╭─ DATA FOR PROCESSING

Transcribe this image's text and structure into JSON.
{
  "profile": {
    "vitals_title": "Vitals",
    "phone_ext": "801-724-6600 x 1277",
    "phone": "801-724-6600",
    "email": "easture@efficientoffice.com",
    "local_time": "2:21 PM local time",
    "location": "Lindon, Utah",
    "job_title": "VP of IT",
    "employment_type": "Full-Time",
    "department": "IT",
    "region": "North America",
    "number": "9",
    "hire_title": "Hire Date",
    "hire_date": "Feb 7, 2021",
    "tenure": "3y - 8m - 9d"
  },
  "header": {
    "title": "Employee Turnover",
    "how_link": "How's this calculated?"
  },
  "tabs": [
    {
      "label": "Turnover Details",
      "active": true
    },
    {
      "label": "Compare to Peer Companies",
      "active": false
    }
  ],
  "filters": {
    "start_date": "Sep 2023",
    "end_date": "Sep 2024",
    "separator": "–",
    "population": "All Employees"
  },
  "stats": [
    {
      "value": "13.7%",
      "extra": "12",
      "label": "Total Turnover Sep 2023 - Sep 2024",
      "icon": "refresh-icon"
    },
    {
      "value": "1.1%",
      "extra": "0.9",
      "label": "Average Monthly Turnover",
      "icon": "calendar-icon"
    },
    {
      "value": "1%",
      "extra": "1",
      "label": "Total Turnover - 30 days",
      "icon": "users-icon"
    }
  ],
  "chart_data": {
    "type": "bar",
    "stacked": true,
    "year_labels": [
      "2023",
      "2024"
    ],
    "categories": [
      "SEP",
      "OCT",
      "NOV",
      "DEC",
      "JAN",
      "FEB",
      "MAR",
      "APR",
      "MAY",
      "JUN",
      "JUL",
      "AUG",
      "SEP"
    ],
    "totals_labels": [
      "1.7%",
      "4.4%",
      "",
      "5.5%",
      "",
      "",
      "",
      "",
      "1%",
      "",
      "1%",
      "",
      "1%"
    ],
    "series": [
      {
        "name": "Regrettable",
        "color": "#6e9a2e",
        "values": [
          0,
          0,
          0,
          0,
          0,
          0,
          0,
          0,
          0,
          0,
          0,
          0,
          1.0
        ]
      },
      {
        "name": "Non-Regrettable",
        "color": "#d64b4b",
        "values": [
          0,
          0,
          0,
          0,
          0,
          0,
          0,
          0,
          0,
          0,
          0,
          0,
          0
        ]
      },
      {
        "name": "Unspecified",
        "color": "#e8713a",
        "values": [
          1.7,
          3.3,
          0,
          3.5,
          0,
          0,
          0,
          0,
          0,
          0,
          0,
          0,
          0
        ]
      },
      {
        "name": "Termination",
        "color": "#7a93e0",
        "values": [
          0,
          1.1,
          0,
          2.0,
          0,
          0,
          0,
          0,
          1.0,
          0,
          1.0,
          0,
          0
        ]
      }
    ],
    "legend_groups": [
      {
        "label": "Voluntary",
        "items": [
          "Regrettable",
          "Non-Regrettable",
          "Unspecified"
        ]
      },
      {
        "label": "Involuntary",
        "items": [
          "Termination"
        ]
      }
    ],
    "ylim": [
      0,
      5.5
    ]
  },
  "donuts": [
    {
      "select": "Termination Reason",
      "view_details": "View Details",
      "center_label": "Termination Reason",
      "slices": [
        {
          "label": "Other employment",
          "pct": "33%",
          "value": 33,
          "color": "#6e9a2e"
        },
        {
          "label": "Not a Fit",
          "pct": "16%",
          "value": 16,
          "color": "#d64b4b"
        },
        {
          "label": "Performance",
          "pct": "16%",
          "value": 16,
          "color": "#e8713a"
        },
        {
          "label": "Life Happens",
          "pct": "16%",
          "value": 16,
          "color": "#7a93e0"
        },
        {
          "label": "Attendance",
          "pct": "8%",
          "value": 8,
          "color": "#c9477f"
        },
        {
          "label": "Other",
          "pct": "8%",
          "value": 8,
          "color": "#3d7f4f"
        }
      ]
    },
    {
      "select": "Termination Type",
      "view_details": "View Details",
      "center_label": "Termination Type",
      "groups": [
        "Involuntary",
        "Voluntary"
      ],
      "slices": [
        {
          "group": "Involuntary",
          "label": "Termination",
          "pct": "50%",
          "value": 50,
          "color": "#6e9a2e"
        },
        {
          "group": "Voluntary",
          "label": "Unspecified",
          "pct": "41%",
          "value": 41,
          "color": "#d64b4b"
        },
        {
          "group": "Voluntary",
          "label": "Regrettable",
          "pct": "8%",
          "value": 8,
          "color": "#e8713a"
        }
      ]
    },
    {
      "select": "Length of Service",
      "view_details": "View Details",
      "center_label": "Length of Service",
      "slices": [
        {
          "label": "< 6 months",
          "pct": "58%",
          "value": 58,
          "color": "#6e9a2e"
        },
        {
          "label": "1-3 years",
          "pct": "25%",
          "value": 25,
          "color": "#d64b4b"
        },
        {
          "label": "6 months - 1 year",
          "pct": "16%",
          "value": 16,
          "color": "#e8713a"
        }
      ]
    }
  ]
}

╰─

▸ YOUR OBJECTIVE: Copy out the data shown above without altering anything.

▸ RESULT OF THE EXERCISE:
Transcribe this image's text and structure into JSON.
{
  "profile": {
    "vitals_title": "Vitals",
    "phone_ext": "801-724-6600 x 1277",
    "phone": "801-724-6600",
    "email": "easture@efficientoffice.com",
    "local_time": "2:21 PM local time",
    "location": "Lindon, Utah",
    "job_title": "VP of IT",
    "employment_type": "Full-Time",
    "department": "IT",
    "region": "North America",
    "number": "9",
    "hire_title": "Hire Date",
    "hire_date": "Feb 7, 2021",
    "tenure": "3y - 8m - 9d"
  },
  "header": {
    "title": "Employee Turnover",
    "how_link": "How's this calculated?"
  },
  "tabs": [
    {
      "label": "Turnover Details",
      "active": true
    },
    {
      "label": "Compare to Peer Companies",
      "active": false
    }
  ],
  "filters": {
    "start_date": "Sep 2023",
    "end_date": "Sep 2024",
    "separator": "–",
    "population": "All Employees"
  },
  "stats": [
    {
      "value": "13.7%",
      "extra": "12",
      "label": "Total Turnover Sep 2023 - Sep 2024",
      "icon": "refresh-icon"
    },
    {
      "value": "1.1%",
      "extra": "0.9",
      "label": "Average Monthly Turnover",
      "icon": "calendar-icon"
    },
    {
      "value": "1%",
      "extra": "1",
      "label": "Total Turnover - 30 days",
      "icon": "users-icon"
    }
  ],
  "chart_data": {
    "type": "bar",
    "stacked": true,
    "year_labels": [
      "2023",
      "2024"
    ],
    "categories": [
      "SEP",
      "OCT",
      "NOV",
      "DEC",
      "JAN",
      "FEB",
      "MAR",
      "APR",
      "MAY",
      "JUN",
      "JUL",
      "AUG",
      "SEP"
    ],
    "totals_labels": [
      "1.7%",
      "4.4%",
      "",
      "5.5%",
      "",
      "",
      "",
      "",
      "1%",
      "",
      "1%",
      "",
      "1%"
    ],
    "series": [
      {
        "name": "Regrettable",
        "color": "#6e9a2e",
        "values": [
          0,
          0,
          0,
          0,
          0,
          0,
          0,
          0,
          0,
          0,
          0,
          0,
          1.0
        ]
      },
      {
        "name": "Non-Regrettable",
        "color": "#d64b4b",
        "values": [
          0,
          0,
          0,
          0,
          0,
          0,
          0,
          0,
          0,
          0,
          0,
          0,
          0
        ]
      },
      {
        "name": "Unspecified",
        "color": "#e8713a",
        "values": [
          1.7,
          3.3,
          0,
          3.5,
          0,
          0,
          0,
          0,
          0,
          0,
          0,
          0,
          0
        ]
      },
      {
        "name": "Termination",
        "color": "#7a93e0",
        "values": [
          0,
          1.1,
          0,
          2.0,
          0,
          0,
          0,
          0,
          1.0,
          0,
          1.0,
          0,
          0
        ]
      }
    ],
    "legend_groups": [
      {
        "label": "Voluntary",
        "items": [
          "Regrettable",
          "Non-Regrettable",
          "Unspecified"
        ]
      },
      {
        "label": "Involuntary",
        "items": [
          "Termination"
        ]
      }
    ],
    "ylim": [
      0,
      5.5
    ]
  },
  "donuts": [
    {
      "select": "Termination Reason",
      "view_details": "View Details",
      "center_label": "Termination Reason",
      "slices": [
        {
          "label": "Other employment",
          "pct": "33%",
          "value": 33,
          "color": "#6e9a2e"
        },
        {
          "label": "Not a Fit",
          "pct": "16%",
          "value": 16,
          "color": "#d64b4b"
        },
        {
          "label": "Performance",
          "pct": "16%",
          "value": 16,
          "color": "#e8713a"
        },
        {
          "label": "Life Happens",
          "pct": "16%",
          "value": 16,
          "color": "#7a93e0"
        },
        {
          "label": "Attendance",
          "pct": "8%",
          "value": 8,
          "color": "#c9477f"
        },
        {
          "label": "Other",
          "pct": "8%",
          "value": 8,
          "color": "#3d7f4f"
        }
      ]
    },
    {
      "select": "Termination Type",
      "view_details": "View Details",
      "center_label": "Termination Type",
      "groups": [
        "Involuntary",
        "Voluntary"
      ],
      "slices": [
        {
          "group": "Involuntary",
          "label": "Termination",
          "pct": "50%",
          "value": 50,
          "color": "#6e9a2e"
        },
        {
          "group": "Voluntary",
          "label": "Unspecified",
          "pct": "41%",
          "value": 41,
          "color": "#d64b4b"
        },
        {
          "group": "Voluntary",
          "label": "Regrettable",
          "pct": "8%",
          "value": 8,
          "color": "#e8713a"
        }
      ]
    },
    {
      "select": "Length of Service",
      "view_details": "View Details",
      "center_label": "Length of Service",
      "slices": [
        {
          "label": "< 6 months",
          "pct": "58%",
          "value": 58,
          "color": "#6e9a2e"
        },
        {
          "label": "1-3 years",
          "pct": "25%",
          "value": 25,
          "color": "#d64b4b"
        },
        {
          "label": "6 months - 1 year",
          "pct": "16%",
          "value": 16,
          "color": "#e8713a"
        }
      ]
    }
  ]
}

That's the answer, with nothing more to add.